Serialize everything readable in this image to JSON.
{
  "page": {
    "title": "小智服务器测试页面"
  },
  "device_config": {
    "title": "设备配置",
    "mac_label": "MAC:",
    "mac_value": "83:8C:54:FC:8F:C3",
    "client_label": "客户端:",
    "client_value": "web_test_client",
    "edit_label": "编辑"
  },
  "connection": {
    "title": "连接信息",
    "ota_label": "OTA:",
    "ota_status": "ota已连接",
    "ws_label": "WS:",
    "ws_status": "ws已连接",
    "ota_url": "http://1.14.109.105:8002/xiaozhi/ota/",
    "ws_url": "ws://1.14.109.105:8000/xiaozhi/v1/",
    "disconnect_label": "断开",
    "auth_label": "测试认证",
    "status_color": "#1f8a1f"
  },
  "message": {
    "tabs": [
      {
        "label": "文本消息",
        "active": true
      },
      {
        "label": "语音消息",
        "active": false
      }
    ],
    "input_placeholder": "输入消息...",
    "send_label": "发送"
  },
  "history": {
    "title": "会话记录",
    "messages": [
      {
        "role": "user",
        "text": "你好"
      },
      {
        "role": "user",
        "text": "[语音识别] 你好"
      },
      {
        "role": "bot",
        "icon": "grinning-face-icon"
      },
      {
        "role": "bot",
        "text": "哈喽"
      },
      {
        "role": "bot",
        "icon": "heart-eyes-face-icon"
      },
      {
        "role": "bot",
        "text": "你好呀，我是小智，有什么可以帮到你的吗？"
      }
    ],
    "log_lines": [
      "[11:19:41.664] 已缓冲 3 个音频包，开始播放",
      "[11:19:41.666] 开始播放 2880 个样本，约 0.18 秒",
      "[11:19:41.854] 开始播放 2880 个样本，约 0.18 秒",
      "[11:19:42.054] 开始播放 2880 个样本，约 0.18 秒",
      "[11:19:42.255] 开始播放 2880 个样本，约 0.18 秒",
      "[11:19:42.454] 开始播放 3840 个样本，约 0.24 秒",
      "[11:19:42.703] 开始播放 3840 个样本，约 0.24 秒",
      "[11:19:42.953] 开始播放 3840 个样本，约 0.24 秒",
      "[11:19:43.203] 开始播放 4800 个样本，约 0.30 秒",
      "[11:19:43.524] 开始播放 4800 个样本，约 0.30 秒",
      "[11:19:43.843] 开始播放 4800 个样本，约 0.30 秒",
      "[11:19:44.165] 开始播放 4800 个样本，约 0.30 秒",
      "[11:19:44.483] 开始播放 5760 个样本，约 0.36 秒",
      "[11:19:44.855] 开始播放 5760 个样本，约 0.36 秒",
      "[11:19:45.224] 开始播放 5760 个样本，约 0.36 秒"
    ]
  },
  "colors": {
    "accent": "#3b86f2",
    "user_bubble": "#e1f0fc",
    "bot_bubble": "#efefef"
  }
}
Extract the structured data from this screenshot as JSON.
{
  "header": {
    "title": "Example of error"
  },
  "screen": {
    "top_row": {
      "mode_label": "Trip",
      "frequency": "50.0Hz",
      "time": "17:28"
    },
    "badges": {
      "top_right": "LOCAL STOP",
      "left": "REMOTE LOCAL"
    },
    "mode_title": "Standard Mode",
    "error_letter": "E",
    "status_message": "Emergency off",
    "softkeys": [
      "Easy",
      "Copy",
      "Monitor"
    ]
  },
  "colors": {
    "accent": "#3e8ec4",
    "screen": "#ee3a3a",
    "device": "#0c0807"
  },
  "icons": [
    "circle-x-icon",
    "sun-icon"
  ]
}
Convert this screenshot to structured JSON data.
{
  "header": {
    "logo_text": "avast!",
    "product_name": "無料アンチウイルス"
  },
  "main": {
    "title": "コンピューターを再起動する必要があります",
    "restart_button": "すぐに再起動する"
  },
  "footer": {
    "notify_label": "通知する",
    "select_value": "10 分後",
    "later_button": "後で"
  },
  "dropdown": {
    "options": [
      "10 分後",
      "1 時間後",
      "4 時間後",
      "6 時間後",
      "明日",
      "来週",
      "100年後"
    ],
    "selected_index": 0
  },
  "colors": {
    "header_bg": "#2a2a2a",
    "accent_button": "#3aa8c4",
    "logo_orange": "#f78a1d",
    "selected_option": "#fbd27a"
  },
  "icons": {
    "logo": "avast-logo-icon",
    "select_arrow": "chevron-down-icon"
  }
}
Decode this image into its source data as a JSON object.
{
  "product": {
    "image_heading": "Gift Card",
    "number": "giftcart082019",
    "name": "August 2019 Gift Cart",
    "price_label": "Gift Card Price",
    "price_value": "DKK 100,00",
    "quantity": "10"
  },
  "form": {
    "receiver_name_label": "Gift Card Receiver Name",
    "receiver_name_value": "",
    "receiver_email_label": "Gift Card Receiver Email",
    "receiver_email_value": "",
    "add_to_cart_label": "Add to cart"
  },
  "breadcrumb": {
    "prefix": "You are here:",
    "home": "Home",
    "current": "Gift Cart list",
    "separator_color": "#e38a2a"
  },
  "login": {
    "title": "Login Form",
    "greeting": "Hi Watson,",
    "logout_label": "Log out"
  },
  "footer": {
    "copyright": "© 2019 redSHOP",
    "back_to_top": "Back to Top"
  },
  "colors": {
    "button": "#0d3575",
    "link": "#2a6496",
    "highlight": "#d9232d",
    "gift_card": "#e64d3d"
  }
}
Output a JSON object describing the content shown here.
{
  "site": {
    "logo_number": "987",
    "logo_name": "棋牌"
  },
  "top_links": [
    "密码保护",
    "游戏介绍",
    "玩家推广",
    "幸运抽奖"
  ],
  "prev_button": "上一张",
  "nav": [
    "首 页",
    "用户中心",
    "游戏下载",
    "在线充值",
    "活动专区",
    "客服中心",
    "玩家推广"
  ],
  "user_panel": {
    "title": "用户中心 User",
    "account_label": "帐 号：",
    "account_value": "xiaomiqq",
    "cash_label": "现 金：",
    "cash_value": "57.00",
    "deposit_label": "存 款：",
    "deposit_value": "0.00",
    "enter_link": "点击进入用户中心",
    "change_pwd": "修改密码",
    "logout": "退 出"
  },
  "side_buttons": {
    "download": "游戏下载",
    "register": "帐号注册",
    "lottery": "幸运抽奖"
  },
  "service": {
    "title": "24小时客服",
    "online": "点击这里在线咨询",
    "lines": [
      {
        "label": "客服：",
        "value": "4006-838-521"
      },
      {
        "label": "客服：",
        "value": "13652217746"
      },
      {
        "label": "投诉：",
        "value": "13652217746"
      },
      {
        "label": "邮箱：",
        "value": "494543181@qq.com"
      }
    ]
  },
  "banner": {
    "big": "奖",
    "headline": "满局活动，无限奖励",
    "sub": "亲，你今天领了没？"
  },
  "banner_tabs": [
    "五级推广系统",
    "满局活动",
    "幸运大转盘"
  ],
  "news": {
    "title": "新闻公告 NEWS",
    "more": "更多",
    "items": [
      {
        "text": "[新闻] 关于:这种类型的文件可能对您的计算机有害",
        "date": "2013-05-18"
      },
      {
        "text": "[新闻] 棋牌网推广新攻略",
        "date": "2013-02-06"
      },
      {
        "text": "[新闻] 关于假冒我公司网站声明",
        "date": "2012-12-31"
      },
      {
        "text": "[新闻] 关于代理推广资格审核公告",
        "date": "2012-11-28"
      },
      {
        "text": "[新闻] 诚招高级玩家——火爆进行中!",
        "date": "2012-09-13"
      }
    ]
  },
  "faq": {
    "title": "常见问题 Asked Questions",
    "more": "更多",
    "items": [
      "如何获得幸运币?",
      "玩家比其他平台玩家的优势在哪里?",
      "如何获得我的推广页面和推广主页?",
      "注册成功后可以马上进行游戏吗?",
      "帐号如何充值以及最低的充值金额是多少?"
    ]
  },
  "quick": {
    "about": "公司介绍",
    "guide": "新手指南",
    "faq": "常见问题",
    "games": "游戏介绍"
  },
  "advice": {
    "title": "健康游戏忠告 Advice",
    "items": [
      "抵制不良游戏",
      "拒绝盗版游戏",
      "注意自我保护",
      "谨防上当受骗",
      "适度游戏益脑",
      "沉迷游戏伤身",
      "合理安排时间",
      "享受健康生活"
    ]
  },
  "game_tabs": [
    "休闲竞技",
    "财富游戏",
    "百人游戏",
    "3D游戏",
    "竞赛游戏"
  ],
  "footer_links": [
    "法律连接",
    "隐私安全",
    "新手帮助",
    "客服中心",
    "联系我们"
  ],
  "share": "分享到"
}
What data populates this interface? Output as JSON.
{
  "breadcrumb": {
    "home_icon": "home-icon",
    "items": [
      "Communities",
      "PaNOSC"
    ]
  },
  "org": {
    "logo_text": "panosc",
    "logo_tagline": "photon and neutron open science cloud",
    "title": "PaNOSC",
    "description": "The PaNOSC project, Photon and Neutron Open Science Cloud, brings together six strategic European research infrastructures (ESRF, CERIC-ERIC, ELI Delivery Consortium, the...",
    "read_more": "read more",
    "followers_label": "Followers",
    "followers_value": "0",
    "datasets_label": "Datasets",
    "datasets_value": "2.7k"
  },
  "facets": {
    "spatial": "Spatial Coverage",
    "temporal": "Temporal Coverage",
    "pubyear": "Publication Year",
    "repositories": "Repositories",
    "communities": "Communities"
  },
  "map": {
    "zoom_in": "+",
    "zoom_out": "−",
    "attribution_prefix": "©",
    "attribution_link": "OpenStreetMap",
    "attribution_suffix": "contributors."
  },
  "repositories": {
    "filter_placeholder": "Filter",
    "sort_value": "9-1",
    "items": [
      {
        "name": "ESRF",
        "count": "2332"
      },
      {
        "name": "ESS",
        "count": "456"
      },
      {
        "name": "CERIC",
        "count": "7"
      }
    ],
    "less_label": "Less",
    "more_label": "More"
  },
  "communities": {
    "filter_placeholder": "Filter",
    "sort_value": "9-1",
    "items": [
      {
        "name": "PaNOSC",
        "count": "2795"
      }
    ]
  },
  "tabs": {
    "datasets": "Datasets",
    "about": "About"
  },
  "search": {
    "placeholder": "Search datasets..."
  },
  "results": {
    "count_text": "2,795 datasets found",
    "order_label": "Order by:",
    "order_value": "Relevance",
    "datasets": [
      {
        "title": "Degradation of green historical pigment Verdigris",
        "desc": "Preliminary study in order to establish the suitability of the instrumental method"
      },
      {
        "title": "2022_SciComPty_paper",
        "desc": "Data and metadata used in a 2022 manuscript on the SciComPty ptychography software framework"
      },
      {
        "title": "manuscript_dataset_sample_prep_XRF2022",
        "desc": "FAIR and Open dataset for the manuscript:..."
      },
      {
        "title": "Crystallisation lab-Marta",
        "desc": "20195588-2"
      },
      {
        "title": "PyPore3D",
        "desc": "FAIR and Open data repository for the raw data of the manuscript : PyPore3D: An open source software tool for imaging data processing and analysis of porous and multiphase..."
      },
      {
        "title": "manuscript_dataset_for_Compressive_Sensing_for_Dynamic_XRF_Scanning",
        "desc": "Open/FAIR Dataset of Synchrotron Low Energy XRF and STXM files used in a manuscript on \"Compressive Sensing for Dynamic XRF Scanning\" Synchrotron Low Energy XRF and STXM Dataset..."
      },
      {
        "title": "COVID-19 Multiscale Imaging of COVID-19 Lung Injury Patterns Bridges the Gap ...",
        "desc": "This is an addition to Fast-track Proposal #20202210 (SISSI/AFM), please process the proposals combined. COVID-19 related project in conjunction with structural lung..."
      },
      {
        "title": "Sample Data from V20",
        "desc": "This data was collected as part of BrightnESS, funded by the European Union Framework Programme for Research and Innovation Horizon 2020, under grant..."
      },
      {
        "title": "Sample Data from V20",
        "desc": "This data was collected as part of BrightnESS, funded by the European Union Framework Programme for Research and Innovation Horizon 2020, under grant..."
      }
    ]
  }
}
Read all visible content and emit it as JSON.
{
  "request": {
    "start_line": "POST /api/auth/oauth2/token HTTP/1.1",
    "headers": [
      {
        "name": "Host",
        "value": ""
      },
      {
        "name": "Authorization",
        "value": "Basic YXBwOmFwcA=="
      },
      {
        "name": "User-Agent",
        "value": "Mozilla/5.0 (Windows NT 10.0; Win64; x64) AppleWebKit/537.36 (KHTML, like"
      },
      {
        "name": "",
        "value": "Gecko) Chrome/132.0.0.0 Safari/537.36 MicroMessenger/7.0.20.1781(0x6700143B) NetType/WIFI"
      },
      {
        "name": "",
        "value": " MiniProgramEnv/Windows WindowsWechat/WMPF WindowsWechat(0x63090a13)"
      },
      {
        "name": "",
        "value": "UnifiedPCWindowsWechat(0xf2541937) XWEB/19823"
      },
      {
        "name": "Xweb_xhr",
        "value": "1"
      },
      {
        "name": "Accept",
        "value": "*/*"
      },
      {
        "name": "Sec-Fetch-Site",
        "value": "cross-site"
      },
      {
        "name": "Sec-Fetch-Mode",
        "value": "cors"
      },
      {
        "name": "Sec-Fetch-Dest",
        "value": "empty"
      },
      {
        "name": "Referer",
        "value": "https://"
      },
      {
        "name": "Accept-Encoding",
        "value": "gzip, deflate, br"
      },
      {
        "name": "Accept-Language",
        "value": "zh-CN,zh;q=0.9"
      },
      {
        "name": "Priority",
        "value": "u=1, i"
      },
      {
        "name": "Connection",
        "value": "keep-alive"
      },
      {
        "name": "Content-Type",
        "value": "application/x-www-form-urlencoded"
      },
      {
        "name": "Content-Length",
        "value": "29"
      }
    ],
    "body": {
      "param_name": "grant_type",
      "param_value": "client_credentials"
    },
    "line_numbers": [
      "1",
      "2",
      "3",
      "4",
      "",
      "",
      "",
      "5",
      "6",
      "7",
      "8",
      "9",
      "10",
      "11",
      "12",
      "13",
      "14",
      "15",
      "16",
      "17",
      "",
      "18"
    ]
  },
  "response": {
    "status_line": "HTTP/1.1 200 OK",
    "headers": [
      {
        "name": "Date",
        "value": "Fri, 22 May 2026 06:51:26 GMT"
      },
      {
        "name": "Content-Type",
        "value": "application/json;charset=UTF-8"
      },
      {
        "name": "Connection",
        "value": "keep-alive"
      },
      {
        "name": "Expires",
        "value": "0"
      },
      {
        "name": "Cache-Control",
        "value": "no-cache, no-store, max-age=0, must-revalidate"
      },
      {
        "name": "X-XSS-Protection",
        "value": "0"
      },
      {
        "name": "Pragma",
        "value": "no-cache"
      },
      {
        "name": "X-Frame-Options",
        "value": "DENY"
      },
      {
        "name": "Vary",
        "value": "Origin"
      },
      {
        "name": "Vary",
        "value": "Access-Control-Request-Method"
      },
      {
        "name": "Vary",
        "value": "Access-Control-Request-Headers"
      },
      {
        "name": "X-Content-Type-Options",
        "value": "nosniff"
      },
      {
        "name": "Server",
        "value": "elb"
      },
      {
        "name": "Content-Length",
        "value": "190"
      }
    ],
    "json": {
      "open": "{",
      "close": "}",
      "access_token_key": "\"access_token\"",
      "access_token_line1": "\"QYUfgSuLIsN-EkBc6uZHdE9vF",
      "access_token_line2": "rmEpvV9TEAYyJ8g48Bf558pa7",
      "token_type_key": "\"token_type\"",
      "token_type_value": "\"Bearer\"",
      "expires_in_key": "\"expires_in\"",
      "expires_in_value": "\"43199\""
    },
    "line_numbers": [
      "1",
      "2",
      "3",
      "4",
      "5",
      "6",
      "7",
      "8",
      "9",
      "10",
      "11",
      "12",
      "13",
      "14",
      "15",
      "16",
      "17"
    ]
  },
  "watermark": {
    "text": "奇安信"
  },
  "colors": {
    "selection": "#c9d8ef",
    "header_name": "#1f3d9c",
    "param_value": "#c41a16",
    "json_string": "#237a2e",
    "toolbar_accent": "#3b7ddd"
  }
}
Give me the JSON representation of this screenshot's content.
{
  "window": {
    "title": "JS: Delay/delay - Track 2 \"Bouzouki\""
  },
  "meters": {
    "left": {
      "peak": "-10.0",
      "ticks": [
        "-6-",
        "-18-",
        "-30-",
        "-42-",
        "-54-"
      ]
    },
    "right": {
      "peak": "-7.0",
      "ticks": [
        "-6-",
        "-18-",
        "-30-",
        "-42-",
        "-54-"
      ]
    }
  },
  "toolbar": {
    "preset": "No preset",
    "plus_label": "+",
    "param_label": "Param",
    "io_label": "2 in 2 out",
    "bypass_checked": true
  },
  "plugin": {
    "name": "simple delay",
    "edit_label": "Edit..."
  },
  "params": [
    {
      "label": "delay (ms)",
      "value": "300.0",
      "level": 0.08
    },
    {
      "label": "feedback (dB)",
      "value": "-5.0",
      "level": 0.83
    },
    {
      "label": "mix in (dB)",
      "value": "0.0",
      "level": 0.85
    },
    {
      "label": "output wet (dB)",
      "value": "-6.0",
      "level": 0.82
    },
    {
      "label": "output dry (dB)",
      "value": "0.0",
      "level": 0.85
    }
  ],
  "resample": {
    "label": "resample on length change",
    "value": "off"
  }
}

══════════

EXERCISE REQUIREMENTS> Give only the number of lines in the entries above that hold the string "used".

RESPONSE BELOW> 2